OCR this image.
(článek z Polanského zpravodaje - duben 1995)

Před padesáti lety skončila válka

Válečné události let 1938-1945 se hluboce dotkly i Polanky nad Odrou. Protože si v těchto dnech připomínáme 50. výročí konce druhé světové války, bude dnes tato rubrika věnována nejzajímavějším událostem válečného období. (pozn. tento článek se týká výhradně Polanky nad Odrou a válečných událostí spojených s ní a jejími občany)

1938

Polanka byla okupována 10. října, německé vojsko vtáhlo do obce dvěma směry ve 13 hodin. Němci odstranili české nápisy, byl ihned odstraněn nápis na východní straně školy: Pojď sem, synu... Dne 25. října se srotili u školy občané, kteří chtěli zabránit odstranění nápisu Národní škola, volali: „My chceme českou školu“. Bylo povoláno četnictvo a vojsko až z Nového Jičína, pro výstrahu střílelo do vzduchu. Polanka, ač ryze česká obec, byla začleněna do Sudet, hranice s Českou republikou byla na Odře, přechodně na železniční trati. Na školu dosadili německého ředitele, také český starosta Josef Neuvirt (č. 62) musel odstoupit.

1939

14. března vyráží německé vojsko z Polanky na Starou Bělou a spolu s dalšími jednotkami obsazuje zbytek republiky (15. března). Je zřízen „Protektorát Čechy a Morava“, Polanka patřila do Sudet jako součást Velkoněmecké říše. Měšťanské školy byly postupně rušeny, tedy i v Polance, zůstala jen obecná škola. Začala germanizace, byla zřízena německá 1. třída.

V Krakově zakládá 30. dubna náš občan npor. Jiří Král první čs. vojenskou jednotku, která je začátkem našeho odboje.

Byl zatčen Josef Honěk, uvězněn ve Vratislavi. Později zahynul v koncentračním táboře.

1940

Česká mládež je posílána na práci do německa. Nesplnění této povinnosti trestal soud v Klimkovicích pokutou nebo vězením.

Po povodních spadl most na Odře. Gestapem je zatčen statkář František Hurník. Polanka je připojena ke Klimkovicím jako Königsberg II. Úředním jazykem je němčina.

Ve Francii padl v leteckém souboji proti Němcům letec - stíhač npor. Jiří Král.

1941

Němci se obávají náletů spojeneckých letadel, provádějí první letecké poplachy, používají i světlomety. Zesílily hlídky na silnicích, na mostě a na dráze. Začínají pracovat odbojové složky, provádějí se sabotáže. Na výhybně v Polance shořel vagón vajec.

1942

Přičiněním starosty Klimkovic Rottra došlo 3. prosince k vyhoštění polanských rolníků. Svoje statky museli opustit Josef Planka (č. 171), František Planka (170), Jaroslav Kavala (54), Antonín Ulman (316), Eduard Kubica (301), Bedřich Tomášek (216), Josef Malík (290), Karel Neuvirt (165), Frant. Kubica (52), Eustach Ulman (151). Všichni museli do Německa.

------------------------------------------------

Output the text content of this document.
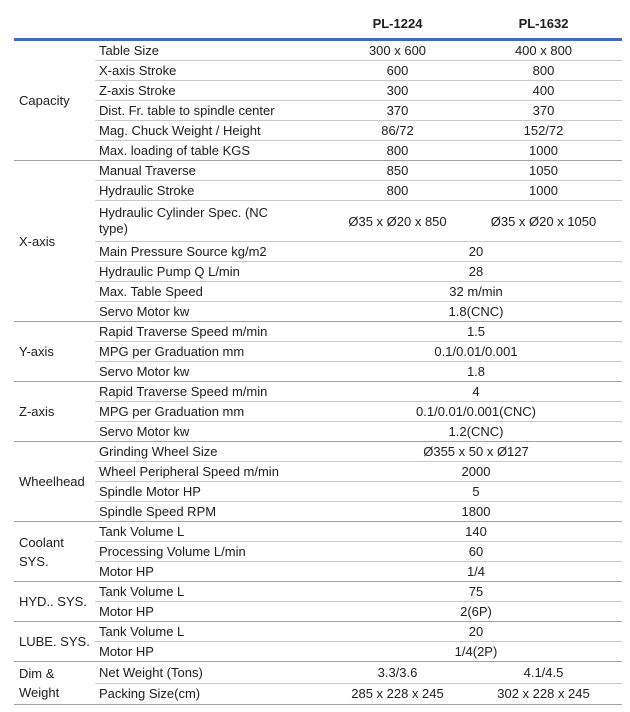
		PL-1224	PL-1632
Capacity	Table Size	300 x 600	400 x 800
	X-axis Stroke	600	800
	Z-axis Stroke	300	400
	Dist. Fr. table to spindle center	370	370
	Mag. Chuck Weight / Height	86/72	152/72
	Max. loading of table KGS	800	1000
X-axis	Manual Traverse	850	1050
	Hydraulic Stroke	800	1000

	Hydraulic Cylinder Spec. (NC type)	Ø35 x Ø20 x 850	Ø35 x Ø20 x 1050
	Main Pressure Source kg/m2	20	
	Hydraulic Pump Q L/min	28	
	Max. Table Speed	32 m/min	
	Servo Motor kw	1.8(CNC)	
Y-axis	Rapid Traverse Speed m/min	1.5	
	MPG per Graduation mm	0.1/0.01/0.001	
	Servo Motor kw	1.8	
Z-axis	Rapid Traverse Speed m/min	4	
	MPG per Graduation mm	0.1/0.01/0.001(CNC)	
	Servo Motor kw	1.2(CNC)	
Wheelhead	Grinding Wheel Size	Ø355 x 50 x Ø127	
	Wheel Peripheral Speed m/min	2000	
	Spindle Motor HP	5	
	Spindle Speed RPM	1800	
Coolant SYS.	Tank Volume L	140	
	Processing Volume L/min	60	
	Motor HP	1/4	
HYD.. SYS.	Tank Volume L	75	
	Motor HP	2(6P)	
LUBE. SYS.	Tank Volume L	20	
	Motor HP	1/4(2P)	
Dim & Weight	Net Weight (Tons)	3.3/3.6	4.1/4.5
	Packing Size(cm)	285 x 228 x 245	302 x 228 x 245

------------------------------------------------

## Task to carry out
Take every line from the records above that has the word "Jiří" and copy it.

## Exercise answer
V Krakově zakládá 30. dubna náš občan npor. Jiří Král první čs. vojenskou jednotku, která je začátkem našeho odboje.
Ve Francii padl v leteckém souboji proti Němcům letec - stíhač npor. Jiří Král.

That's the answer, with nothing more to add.